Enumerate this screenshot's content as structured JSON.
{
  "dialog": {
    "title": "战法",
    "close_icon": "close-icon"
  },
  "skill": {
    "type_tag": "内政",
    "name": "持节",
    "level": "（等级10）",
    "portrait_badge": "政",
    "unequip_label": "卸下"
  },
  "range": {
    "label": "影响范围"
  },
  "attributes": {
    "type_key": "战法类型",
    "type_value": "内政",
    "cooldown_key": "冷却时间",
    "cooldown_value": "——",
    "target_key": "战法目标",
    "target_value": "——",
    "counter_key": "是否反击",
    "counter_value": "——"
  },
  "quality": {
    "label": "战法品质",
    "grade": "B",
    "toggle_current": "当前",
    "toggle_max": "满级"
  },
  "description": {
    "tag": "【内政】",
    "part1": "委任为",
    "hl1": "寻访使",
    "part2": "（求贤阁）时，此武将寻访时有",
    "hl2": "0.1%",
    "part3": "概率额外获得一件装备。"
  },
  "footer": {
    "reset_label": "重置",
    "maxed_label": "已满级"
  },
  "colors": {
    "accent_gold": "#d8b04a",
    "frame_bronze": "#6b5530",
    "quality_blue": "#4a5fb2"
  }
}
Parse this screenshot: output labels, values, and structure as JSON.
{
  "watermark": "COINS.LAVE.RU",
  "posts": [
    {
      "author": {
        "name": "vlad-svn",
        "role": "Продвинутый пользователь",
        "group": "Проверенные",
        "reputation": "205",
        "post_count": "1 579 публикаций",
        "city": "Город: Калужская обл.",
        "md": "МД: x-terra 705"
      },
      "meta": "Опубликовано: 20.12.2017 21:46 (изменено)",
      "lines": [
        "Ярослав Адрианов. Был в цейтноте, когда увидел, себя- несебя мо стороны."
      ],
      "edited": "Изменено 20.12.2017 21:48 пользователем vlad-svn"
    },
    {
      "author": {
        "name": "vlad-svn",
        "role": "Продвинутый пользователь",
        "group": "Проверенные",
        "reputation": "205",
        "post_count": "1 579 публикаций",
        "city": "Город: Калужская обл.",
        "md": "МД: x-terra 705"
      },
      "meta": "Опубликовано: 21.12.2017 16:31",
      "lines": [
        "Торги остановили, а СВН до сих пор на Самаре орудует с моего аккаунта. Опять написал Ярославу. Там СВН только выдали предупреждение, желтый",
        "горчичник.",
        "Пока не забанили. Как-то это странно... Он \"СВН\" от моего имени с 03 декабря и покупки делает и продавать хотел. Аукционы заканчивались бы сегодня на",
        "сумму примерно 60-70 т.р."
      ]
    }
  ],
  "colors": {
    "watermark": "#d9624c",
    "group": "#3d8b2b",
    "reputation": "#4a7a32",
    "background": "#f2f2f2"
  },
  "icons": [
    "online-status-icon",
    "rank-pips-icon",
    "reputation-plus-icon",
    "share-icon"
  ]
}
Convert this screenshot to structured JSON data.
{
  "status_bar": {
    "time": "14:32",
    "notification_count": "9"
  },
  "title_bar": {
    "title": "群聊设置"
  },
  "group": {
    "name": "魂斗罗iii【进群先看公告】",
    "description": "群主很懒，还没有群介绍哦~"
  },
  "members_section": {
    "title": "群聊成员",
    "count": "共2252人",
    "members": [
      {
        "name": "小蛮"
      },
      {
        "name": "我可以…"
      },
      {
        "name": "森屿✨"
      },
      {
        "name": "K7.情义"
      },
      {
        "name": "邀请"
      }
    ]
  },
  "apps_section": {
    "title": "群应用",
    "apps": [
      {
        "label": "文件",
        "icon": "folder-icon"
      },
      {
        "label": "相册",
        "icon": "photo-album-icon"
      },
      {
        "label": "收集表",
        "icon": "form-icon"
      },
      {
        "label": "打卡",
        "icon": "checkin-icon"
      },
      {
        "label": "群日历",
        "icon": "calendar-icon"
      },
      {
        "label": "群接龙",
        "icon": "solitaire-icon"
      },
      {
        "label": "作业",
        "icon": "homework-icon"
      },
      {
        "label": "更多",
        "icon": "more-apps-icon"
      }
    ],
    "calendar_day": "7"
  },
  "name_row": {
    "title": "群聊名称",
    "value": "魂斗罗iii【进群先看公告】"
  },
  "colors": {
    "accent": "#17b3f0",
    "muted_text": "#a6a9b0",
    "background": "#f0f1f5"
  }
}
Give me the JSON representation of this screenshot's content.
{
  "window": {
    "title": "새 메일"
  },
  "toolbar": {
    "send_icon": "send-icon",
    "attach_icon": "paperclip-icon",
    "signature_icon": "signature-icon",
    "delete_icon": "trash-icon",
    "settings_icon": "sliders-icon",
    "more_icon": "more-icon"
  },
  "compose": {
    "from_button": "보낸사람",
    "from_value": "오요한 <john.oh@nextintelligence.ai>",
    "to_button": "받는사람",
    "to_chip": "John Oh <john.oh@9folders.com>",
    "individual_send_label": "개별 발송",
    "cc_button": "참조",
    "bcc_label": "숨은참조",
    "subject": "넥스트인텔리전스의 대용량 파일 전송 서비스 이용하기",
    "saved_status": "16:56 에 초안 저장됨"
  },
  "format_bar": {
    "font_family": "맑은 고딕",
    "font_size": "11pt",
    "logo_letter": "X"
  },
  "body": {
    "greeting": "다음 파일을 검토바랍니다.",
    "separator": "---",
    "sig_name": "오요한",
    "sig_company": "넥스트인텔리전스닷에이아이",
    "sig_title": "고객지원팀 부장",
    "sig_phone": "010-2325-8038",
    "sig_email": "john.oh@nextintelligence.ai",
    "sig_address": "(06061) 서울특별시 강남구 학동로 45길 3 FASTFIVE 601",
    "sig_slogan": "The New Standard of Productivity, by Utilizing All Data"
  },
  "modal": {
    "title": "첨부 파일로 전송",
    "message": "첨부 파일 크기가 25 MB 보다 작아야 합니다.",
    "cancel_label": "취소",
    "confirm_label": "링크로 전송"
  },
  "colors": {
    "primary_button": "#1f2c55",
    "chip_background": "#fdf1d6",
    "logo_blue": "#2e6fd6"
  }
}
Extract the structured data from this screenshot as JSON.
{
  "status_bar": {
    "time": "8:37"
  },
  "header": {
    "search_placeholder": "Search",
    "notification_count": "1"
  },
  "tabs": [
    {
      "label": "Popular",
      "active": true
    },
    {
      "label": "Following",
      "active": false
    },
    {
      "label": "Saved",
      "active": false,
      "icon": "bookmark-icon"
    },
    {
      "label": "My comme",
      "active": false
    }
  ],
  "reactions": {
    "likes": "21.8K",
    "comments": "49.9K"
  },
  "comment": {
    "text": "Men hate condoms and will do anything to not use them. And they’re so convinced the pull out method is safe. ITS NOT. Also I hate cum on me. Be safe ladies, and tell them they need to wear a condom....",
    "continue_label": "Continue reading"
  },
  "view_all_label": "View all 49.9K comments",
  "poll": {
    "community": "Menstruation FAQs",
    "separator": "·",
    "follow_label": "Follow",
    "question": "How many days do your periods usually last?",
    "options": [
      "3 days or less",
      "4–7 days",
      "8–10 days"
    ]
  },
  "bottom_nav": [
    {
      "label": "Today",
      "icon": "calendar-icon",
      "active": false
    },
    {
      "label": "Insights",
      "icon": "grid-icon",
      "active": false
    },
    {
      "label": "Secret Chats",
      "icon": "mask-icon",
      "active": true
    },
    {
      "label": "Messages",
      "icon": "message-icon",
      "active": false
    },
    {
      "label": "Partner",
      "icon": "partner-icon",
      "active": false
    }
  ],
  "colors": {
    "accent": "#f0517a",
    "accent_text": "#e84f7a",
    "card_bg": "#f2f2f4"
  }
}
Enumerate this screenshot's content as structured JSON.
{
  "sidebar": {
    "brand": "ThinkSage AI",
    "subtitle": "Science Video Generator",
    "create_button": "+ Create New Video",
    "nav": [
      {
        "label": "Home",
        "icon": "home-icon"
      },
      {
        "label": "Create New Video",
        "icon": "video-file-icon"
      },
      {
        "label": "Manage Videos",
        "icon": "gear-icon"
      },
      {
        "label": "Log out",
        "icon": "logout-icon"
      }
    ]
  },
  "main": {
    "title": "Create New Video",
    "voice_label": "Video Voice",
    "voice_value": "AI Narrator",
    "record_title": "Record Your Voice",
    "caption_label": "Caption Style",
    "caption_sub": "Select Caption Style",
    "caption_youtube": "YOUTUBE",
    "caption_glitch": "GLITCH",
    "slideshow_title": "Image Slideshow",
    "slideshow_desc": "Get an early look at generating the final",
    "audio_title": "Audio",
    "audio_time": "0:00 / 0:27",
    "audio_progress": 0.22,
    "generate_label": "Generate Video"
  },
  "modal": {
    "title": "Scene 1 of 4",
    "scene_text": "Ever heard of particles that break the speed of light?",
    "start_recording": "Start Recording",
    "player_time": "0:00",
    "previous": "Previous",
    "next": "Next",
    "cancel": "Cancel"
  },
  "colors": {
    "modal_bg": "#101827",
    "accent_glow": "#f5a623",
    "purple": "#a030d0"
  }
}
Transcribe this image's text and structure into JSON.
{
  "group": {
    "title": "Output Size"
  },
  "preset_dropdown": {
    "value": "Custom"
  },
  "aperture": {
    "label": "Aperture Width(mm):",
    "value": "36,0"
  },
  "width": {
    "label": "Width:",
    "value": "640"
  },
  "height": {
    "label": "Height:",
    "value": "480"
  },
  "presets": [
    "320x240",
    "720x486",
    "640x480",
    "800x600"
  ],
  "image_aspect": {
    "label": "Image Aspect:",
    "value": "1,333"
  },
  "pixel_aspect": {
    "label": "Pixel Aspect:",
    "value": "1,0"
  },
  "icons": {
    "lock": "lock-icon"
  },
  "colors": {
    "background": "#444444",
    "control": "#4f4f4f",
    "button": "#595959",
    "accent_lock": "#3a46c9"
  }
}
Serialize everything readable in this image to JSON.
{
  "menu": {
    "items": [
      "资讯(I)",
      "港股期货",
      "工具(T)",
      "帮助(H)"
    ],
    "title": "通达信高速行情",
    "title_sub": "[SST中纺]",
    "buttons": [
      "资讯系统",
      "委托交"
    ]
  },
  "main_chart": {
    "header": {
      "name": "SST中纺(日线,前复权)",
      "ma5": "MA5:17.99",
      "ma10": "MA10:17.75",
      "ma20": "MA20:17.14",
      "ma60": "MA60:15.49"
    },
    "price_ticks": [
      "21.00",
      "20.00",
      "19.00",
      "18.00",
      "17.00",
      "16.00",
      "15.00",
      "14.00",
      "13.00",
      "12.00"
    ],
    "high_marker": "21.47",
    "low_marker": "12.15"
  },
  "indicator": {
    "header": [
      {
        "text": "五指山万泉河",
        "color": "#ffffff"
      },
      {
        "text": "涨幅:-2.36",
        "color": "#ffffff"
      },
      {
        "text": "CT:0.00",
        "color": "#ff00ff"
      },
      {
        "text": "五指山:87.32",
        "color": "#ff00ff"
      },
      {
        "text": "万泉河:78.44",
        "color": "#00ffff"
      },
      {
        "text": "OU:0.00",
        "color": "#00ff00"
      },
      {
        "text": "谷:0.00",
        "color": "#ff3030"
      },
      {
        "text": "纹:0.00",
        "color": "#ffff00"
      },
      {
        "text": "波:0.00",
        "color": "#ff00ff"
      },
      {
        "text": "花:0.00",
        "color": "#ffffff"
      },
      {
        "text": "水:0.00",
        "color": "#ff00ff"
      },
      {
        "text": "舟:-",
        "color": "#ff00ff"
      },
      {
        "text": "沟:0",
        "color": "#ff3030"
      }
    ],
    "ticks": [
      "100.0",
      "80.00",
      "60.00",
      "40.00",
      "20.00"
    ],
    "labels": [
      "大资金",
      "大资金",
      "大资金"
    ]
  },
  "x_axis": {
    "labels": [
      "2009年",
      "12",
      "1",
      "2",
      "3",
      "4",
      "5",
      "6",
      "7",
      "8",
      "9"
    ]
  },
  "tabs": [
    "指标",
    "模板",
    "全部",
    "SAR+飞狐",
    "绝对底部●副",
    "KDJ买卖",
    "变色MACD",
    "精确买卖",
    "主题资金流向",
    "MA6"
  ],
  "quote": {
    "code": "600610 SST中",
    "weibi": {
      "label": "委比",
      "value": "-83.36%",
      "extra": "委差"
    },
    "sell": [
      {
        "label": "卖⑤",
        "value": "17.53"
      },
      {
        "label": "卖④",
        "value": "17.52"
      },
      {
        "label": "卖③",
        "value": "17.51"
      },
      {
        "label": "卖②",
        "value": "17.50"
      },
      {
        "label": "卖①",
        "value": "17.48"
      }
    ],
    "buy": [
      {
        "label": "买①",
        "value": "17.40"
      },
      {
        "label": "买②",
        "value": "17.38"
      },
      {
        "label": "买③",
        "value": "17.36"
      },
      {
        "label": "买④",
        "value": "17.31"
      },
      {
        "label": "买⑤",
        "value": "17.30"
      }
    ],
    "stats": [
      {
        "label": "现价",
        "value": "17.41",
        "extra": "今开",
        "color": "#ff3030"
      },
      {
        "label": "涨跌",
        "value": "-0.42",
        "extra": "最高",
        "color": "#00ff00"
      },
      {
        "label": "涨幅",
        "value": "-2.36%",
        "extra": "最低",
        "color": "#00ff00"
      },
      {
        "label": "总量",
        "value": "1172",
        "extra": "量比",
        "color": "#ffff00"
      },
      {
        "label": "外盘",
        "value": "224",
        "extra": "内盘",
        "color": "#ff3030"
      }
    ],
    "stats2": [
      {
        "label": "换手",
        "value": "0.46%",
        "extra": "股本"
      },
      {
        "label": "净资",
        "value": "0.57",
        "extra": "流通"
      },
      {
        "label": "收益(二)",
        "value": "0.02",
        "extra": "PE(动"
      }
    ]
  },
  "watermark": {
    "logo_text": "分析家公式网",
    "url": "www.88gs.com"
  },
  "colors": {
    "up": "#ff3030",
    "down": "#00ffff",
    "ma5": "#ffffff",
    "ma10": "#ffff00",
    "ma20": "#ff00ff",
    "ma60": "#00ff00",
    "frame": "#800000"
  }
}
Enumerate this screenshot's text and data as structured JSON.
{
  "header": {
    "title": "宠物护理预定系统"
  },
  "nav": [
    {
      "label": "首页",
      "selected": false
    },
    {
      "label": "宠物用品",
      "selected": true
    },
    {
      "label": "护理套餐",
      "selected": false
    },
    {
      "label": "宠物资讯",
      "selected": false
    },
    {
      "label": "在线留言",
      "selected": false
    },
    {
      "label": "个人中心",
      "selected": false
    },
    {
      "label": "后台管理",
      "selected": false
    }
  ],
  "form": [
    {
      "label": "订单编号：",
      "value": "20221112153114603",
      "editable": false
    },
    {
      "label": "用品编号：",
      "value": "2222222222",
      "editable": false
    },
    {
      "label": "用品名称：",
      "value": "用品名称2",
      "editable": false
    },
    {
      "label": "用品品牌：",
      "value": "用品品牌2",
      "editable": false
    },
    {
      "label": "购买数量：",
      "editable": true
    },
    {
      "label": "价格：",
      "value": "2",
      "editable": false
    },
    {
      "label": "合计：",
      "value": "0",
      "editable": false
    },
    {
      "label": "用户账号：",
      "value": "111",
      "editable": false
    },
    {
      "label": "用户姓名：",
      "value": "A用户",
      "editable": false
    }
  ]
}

**********

WRITTEN EXERCISE
Gather all the lines that include the word "Опубликовано" and copy them out.

SOLUTION TO THIS PROBLEM
      "meta": "Опубликовано: 20.12.2017 21:46 (изменено)",
      "meta": "Опубликовано: 21.12.2017 16:31",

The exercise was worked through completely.